__YOUR TASK__.
Select, from the material below, each line with "футболу" in it.

__DATA FOR PROCESSING__.
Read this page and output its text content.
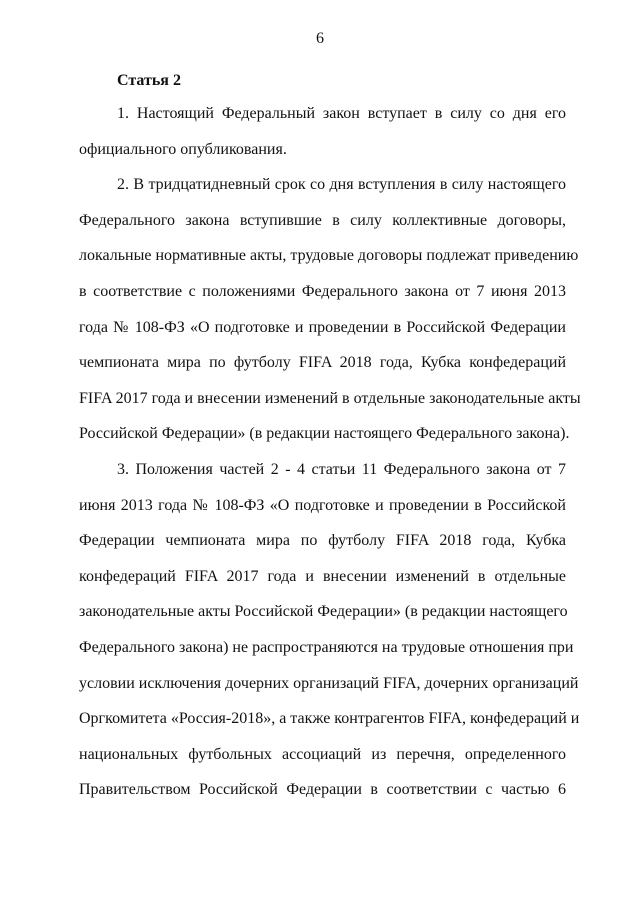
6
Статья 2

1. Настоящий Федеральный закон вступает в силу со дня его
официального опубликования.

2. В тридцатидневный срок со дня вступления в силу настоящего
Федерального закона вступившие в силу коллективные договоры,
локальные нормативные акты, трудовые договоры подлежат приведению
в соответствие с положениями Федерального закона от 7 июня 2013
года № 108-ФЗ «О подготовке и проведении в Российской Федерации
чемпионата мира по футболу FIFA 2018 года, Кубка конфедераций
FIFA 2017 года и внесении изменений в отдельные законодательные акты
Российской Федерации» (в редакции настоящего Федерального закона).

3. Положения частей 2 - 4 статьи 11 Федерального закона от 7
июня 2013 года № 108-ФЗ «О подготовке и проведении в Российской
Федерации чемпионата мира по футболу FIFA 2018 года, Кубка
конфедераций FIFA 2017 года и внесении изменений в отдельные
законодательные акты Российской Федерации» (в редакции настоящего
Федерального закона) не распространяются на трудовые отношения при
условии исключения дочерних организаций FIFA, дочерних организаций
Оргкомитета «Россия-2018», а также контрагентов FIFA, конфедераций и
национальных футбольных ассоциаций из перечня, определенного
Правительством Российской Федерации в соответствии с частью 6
--
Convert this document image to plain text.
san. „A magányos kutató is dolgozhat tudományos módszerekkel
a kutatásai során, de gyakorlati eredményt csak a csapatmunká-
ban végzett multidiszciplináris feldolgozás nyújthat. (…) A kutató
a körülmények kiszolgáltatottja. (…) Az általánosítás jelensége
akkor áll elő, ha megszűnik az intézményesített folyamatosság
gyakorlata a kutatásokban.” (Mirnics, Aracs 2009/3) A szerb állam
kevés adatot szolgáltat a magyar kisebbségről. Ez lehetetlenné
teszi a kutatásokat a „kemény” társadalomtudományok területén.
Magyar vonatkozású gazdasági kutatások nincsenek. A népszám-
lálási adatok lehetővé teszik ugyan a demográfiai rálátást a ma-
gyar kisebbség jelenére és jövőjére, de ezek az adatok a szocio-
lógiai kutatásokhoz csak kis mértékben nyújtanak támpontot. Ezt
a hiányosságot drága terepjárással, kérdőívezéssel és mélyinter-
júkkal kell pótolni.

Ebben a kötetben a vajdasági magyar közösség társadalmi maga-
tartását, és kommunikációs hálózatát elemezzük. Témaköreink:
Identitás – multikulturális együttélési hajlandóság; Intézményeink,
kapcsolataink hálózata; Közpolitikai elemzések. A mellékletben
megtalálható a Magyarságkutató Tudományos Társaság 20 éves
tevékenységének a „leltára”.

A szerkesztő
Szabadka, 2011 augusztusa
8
...
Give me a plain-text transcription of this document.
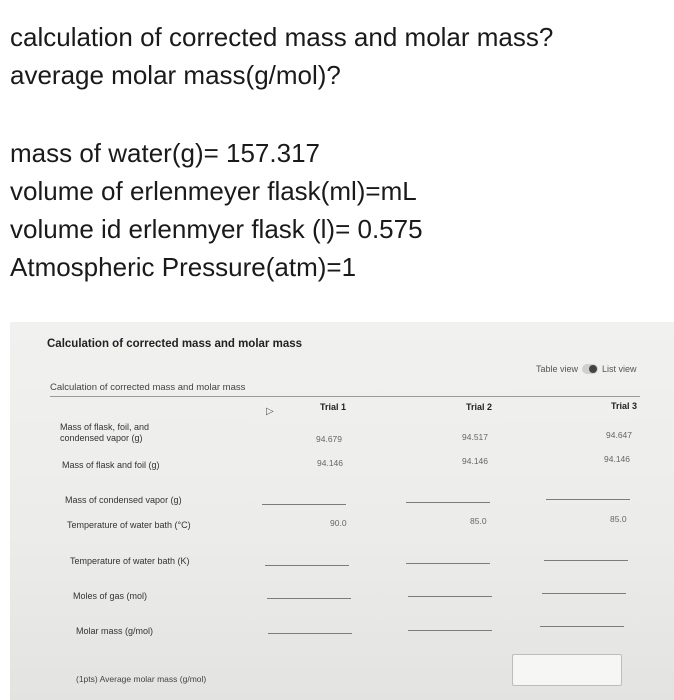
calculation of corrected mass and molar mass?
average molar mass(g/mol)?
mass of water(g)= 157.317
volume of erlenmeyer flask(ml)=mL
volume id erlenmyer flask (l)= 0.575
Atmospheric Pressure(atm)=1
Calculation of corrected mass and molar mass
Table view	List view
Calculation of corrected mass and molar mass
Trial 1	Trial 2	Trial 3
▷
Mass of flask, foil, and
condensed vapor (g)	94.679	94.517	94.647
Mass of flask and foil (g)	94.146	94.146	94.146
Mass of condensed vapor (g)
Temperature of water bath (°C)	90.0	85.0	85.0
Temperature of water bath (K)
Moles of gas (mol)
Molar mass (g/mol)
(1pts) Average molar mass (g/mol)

__EXPECTED OUTPUT__.
чемпионата мира по футболу FIFA 2018 года, Кубка конфедераций
Федерации чемпионата мира по футболу FIFA 2018 года, Кубка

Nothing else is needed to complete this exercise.